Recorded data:
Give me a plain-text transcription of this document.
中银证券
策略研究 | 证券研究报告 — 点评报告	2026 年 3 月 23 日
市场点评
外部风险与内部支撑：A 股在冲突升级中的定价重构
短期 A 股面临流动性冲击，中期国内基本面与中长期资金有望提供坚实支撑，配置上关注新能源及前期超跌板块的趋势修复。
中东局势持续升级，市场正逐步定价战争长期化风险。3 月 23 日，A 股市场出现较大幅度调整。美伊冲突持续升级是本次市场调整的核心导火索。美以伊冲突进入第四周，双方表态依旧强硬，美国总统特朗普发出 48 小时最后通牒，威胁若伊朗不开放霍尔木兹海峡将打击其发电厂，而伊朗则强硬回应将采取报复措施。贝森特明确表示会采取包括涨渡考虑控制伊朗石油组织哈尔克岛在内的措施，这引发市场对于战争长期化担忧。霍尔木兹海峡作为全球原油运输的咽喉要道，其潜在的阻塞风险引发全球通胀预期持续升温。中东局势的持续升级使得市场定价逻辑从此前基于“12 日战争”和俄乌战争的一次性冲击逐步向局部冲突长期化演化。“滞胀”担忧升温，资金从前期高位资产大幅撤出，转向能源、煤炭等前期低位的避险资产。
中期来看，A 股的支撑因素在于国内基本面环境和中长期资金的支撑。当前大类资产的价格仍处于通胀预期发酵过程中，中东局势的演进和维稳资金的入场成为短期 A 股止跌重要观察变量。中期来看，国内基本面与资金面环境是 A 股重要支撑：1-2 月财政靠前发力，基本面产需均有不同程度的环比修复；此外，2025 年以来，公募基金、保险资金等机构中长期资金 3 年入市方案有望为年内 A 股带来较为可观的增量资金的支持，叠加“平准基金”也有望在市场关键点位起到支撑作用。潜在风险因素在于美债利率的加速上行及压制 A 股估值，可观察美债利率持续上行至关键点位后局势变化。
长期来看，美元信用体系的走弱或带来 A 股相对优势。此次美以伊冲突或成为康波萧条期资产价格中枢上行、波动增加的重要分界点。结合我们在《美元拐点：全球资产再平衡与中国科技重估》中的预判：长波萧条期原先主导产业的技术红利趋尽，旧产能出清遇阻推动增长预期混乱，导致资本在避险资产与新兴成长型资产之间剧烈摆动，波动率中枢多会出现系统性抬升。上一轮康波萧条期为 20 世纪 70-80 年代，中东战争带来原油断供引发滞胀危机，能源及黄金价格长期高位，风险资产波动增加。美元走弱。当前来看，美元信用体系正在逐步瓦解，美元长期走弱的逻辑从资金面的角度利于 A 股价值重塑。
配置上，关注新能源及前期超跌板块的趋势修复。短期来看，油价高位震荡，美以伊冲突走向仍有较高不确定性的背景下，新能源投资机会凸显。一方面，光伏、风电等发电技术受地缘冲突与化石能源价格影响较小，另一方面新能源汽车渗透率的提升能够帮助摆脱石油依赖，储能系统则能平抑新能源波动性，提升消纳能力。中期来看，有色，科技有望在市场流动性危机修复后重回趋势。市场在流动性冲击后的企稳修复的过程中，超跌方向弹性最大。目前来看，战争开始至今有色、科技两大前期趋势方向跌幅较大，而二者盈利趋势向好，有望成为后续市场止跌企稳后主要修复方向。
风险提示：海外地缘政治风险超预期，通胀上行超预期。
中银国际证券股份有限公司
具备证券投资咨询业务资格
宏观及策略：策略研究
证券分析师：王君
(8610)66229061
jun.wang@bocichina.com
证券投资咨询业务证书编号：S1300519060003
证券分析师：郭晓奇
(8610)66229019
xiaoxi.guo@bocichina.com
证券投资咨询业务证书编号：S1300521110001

▶ The request
Copy all the records above exactly, missing none.

▶ Written reply
Give me a plain-text transcription of this document.
中银证券
策略研究 | 证券研究报告 — 点评报告	2026 年 3 月 23 日
市场点评
外部风险与内部支撑：A 股在冲突升级中的定价重构
短期 A 股面临流动性冲击，中期国内基本面与中长期资金有望提供坚实支撑，配置上关注新能源及前期超跌板块的趋势修复。
中东局势持续升级，市场正逐步定价战争长期化风险。3 月 23 日，A 股市场出现较大幅度调整。美伊冲突持续升级是本次市场调整的核心导火索。美以伊冲突进入第四周，双方表态依旧强硬，美国总统特朗普发出 48 小时最后通牒，威胁若伊朗不开放霍尔木兹海峡将打击其发电厂，而伊朗则强硬回应将采取报复措施。贝森特明确表示会采取包括涨渡考虑控制伊朗石油组织哈尔克岛在内的措施，这引发市场对于战争长期化担忧。霍尔木兹海峡作为全球原油运输的咽喉要道，其潜在的阻塞风险引发全球通胀预期持续升温。中东局势的持续升级使得市场定价逻辑从此前基于“12 日战争”和俄乌战争的一次性冲击逐步向局部冲突长期化演化。“滞胀”担忧升温，资金从前期高位资产大幅撤出，转向能源、煤炭等前期低位的避险资产。
中期来看，A 股的支撑因素在于国内基本面环境和中长期资金的支撑。当前大类资产的价格仍处于通胀预期发酵过程中，中东局势的演进和维稳资金的入场成为短期 A 股止跌重要观察变量。中期来看，国内基本面与资金面环境是 A 股重要支撑：1-2 月财政靠前发力，基本面产需均有不同程度的环比修复；此外，2025 年以来，公募基金、保险资金等机构中长期资金 3 年入市方案有望为年内 A 股带来较为可观的增量资金的支持，叠加“平准基金”也有望在市场关键点位起到支撑作用。潜在风险因素在于美债利率的加速上行及压制 A 股估值，可观察美债利率持续上行至关键点位后局势变化。
长期来看，美元信用体系的走弱或带来 A 股相对优势。此次美以伊冲突或成为康波萧条期资产价格中枢上行、波动增加的重要分界点。结合我们在《美元拐点：全球资产再平衡与中国科技重估》中的预判：长波萧条期原先主导产业的技术红利趋尽，旧产能出清遇阻推动增长预期混乱，导致资本在避险资产与新兴成长型资产之间剧烈摆动，波动率中枢多会出现系统性抬升。上一轮康波萧条期为 20 世纪 70-80 年代，中东战争带来原油断供引发滞胀危机，能源及黄金价格长期高位，风险资产波动增加。美元走弱。当前来看，美元信用体系正在逐步瓦解，美元长期走弱的逻辑从资金面的角度利于 A 股价值重塑。
配置上，关注新能源及前期超跌板块的趋势修复。短期来看，油价高位震荡，美以伊冲突走向仍有较高不确定性的背景下，新能源投资机会凸显。一方面，光伏、风电等发电技术受地缘冲突与化石能源价格影响较小，另一方面新能源汽车渗透率的提升能够帮助摆脱石油依赖，储能系统则能平抑新能源波动性，提升消纳能力。中期来看，有色，科技有望在市场流动性危机修复后重回趋势。市场在流动性冲击后的企稳修复的过程中，超跌方向弹性最大。目前来看，战争开始至今有色、科技两大前期趋势方向跌幅较大，而二者盈利趋势向好，有望成为后续市场止跌企稳后主要修复方向。
风险提示：海外地缘政治风险超预期，通胀上行超预期。
中银国际证券股份有限公司
具备证券投资咨询业务资格
宏观及策略：策略研究
证券分析师：王君
(8610)66229061
jun.wang@bocichina.com
证券投资咨询业务证书编号：S1300519060003
证券分析师：郭晓奇
(8610)66229019
xiaoxi.guo@bocichina.com
证券投资咨询业务证书编号：S1300521110001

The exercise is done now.